-- Written request --
In the entries below, how many lines hold the string "Albertini"? Give only the number.
--- BEGIN Provided entries ---
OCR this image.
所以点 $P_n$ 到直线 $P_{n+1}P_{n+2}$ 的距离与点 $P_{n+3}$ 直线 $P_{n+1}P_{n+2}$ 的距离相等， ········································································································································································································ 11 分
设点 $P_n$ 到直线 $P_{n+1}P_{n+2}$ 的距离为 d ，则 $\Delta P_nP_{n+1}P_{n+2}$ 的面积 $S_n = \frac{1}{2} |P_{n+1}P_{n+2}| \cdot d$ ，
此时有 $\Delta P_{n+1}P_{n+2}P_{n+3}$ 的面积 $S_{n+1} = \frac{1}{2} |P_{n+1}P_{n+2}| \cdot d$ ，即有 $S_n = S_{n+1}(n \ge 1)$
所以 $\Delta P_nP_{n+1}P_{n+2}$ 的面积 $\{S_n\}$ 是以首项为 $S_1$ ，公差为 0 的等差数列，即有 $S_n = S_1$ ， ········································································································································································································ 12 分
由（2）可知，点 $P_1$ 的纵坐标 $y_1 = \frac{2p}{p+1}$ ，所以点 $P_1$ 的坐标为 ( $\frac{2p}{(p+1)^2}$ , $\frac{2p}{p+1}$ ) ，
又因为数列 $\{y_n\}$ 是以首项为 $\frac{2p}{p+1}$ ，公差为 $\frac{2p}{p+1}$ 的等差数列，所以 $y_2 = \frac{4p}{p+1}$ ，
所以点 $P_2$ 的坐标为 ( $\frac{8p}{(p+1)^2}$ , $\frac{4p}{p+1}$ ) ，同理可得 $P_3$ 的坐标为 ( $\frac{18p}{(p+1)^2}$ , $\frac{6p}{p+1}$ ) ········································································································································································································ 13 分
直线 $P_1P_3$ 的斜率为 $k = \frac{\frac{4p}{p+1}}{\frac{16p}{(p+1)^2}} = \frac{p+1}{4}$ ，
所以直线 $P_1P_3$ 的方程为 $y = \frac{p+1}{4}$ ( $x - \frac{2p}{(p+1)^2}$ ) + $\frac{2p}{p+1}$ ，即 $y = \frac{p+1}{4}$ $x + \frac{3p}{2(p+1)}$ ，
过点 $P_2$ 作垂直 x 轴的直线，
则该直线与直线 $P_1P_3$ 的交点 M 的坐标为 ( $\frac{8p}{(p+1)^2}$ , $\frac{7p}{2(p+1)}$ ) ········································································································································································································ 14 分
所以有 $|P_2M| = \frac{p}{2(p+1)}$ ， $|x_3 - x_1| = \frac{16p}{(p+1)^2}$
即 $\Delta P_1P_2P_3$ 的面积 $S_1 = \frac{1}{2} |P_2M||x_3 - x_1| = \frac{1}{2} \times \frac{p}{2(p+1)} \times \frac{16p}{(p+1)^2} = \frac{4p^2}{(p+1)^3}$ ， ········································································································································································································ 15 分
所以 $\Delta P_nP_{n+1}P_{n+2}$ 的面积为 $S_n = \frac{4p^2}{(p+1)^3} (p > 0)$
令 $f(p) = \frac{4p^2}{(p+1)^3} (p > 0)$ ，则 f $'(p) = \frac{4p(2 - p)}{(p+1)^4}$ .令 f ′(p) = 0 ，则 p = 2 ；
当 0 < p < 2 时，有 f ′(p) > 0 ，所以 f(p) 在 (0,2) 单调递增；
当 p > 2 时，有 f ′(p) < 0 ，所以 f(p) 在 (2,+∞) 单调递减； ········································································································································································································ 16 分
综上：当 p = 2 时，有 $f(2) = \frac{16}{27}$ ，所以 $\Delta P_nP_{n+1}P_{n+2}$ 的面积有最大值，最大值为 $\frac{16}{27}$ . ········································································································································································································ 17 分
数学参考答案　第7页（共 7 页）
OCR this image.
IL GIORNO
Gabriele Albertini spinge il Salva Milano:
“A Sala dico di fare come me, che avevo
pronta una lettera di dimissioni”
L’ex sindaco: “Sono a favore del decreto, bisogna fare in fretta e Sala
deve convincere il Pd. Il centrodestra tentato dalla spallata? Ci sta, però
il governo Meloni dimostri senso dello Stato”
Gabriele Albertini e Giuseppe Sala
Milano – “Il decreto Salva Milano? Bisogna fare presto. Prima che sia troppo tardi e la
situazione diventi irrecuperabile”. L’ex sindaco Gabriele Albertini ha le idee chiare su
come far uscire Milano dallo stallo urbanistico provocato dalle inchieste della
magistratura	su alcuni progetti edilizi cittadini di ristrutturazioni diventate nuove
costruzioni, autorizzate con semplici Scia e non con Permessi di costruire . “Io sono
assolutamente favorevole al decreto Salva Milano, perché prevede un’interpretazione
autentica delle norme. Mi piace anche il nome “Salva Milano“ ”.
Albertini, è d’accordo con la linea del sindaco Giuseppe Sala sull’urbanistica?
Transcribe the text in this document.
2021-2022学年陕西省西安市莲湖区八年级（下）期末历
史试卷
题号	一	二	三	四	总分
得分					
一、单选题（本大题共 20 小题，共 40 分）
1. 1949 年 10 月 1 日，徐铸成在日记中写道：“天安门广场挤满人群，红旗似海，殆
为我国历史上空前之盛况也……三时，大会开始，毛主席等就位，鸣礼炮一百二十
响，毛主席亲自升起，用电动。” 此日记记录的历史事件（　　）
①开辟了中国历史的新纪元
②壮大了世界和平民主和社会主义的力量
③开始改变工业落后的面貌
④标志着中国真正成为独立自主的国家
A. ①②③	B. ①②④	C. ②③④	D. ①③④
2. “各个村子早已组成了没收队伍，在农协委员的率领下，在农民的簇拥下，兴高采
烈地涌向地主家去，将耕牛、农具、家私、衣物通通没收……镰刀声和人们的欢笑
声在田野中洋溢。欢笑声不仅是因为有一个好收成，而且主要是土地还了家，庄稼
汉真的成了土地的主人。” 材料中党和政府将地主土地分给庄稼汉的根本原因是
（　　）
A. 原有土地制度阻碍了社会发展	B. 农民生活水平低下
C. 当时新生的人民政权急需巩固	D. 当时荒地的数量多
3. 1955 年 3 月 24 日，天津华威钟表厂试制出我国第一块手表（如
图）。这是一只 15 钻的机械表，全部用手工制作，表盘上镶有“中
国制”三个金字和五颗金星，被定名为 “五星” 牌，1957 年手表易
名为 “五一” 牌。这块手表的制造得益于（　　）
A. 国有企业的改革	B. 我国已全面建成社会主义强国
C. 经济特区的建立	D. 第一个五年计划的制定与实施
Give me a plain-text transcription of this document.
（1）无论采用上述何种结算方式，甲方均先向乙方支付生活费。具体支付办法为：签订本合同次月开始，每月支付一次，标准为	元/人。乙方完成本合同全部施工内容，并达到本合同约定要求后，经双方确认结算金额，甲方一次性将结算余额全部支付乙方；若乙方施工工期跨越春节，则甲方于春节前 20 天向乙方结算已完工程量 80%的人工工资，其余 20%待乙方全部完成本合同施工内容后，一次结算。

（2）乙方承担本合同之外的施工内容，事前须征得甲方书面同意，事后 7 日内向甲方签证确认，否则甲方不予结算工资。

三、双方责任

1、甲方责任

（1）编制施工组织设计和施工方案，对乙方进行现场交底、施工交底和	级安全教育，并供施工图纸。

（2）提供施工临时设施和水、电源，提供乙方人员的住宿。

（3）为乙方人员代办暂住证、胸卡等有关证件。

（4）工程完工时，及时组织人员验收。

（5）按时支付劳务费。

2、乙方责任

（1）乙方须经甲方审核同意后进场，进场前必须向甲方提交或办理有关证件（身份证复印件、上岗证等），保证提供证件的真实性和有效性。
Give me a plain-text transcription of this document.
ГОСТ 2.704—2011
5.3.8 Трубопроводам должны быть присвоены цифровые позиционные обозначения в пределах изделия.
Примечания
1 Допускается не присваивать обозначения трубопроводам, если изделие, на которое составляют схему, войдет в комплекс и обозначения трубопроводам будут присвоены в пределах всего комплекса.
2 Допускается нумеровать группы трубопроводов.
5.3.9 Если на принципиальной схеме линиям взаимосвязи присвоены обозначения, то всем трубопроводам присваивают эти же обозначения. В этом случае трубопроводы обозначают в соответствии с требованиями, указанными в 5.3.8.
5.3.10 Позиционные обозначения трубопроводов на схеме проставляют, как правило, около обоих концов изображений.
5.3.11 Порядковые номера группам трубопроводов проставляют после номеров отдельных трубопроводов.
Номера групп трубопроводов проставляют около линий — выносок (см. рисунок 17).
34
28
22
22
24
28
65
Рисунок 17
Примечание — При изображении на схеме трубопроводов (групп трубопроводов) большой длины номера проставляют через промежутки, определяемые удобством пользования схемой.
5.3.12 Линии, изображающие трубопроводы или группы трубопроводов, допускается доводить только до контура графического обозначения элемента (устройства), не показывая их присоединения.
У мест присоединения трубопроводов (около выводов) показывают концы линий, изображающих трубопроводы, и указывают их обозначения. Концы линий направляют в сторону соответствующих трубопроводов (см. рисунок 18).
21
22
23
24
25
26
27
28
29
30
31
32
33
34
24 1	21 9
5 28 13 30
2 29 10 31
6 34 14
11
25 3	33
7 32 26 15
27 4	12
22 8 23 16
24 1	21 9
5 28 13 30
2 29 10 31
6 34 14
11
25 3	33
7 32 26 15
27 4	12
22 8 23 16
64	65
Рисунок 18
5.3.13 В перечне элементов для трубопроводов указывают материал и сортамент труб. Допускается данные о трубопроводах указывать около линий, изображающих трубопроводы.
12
--- END Provided entries ---
-- Written reply --
4